• _GIVEN EXERCISE_
Please set out each line of the entries below as a numbered list, skipping any blank lines. Leave the pictures out of your answer.

• _DATA FOR THIS TASK_
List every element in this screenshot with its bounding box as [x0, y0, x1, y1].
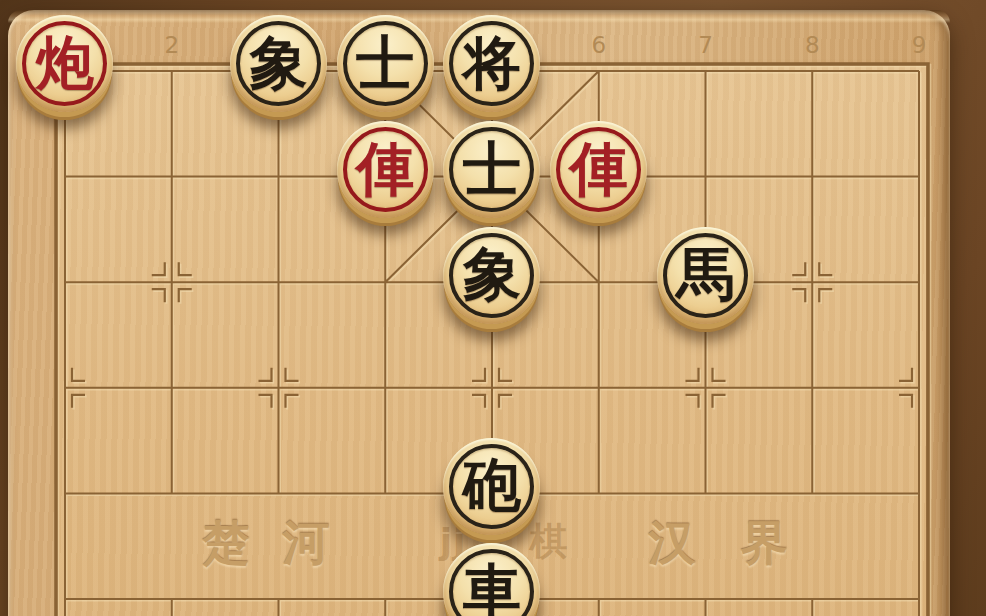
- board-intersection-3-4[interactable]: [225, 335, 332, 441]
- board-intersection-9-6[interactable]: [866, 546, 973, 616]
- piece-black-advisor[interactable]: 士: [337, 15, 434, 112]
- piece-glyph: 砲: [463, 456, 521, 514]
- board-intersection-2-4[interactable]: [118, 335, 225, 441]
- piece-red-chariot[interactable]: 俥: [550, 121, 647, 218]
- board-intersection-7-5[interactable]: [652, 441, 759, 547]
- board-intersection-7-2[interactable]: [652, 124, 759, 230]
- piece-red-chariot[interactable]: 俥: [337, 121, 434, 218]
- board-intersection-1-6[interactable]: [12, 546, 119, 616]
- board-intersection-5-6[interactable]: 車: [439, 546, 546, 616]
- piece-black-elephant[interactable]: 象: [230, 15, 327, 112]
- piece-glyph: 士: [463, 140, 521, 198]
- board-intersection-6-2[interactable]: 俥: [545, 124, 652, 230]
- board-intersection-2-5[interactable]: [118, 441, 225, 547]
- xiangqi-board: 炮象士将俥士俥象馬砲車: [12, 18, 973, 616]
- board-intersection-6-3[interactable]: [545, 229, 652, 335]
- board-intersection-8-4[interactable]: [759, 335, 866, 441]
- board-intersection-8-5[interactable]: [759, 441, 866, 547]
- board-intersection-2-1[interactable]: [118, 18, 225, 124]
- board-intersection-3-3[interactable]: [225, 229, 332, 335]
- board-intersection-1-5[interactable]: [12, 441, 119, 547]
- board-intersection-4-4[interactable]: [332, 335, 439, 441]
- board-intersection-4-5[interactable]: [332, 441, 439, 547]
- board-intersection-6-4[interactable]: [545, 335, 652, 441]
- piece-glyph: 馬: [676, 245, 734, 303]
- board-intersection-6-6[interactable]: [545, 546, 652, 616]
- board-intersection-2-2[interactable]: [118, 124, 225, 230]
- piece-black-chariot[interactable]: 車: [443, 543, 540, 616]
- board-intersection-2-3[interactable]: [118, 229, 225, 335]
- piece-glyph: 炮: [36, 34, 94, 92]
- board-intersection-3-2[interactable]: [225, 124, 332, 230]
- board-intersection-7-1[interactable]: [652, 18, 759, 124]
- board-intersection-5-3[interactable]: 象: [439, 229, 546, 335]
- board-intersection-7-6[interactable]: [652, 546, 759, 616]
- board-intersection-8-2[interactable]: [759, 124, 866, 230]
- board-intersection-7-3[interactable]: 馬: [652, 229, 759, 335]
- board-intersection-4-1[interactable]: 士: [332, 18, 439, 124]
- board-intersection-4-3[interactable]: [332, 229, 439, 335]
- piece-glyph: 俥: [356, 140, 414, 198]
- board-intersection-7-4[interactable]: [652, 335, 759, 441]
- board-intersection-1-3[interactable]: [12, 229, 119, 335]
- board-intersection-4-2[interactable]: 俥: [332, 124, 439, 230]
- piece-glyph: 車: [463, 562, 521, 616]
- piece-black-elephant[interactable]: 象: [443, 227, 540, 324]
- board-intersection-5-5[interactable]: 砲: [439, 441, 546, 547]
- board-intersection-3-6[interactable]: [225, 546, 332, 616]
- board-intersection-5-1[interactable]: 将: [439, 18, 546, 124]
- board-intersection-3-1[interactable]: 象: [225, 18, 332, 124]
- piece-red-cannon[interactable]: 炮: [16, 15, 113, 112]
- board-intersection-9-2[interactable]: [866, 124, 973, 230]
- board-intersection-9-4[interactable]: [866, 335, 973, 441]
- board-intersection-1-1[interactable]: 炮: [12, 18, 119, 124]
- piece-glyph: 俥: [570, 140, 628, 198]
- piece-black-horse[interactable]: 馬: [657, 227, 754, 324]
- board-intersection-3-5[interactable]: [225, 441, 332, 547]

• _SOLVED PROBLEM_
1. List every element in this screenshot with its bounding box as [x0, y0, x1, y1].
2. - board-intersection-3-4[interactable]: [225, 335, 332, 441]
3. - board-intersection-9-6[interactable]: [866, 546, 973, 616]
4. - piece-black-advisor[interactable]: 士: [337, 15, 434, 112]
5. - piece-glyph: 砲: [463, 456, 521, 514]
6. - board-intersection-2-4[interactable]: [118, 335, 225, 441]
7. - piece-red-chariot[interactable]: 俥: [550, 121, 647, 218]
8. - board-intersection-7-5[interactable]: [652, 441, 759, 547]
9. - board-intersection-7-2[interactable]: [652, 124, 759, 230]
10. - piece-red-chariot[interactable]: 俥: [337, 121, 434, 218]
11. - board-intersection-1-6[interactable]: [12, 546, 119, 616]
12. - board-intersection-5-6[interactable]: 車: [439, 546, 546, 616]
13. - piece-black-elephant[interactable]: 象: [230, 15, 327, 112]
14. - piece-glyph: 士: [463, 140, 521, 198]
15. - board-intersection-6-2[interactable]: 俥: [545, 124, 652, 230]
16. - board-intersection-2-5[interactable]: [118, 441, 225, 547]
17. - xiangqi-board: 炮象士将俥士俥象馬砲車: [12, 18, 973, 616]
18. - board-intersection-6-3[interactable]: [545, 229, 652, 335]
19. - board-intersection-8-4[interactable]: [759, 335, 866, 441]
20. - board-intersection-8-5[interactable]: [759, 441, 866, 547]
21. - board-intersection-2-1[interactable]: [118, 18, 225, 124]
22. - board-intersection-3-3[interactable]: [225, 229, 332, 335]
23. - board-intersection-1-5[interactable]: [12, 441, 119, 547]
24. - board-intersection-4-4[interactable]: [332, 335, 439, 441]
25. - board-intersection-4-5[interactable]: [332, 441, 439, 547]
26. - board-intersection-6-4[interactable]: [545, 335, 652, 441]
27. - piece-glyph: 馬: [676, 245, 734, 303]
28. - board-intersection-6-6[interactable]: [545, 546, 652, 616]
29. - board-intersection-2-2[interactable]: [118, 124, 225, 230]
30. - piece-black-chariot[interactable]: 車: [443, 543, 540, 616]
31. - board-intersection-2-3[interactable]: [118, 229, 225, 335]
32. - piece-glyph: 炮: [36, 34, 94, 92]
33. - board-intersection-3-2[interactable]: [225, 124, 332, 230]
34. - board-intersection-7-1[interactable]: [652, 18, 759, 124]
35. - board-intersection-5-3[interactable]: 象: [439, 229, 546, 335]
36. - board-intersection-7-6[interactable]: [652, 546, 759, 616]
37. - board-intersection-8-2[interactable]: [759, 124, 866, 230]
38. - board-intersection-7-3[interactable]: 馬: [652, 229, 759, 335]
39. - board-intersection-4-1[interactable]: 士: [332, 18, 439, 124]
40. - board-intersection-4-3[interactable]: [332, 229, 439, 335]
41. - piece-glyph: 俥: [356, 140, 414, 198]
42. - board-intersection-7-4[interactable]: [652, 335, 759, 441]
43. - board-intersection-1-3[interactable]: [12, 229, 119, 335]
44. - board-intersection-4-2[interactable]: 俥: [332, 124, 439, 230]
45. - piece-glyph: 車: [463, 562, 521, 616]
46. - piece-black-elephant[interactable]: 象: [443, 227, 540, 324]
47. - board-intersection-5-5[interactable]: 砲: [439, 441, 546, 547]
48. - board-intersection-3-6[interactable]: [225, 546, 332, 616]
49. - board-intersection-5-1[interactable]: 将: [439, 18, 546, 124]
50. - board-intersection-3-1[interactable]: 象: [225, 18, 332, 124]
51. - piece-red-cannon[interactable]: 炮: [16, 15, 113, 112]
52. - board-intersection-9-2[interactable]: [866, 124, 973, 230]
53. - board-intersection-9-4[interactable]: [866, 335, 973, 441]
54. - board-intersection-1-1[interactable]: 炮: [12, 18, 119, 124]
55. - piece-glyph: 俥: [570, 140, 628, 198]
56. - piece-black-horse[interactable]: 馬: [657, 227, 754, 324]
57. - board-intersection-3-5[interactable]: [225, 441, 332, 547]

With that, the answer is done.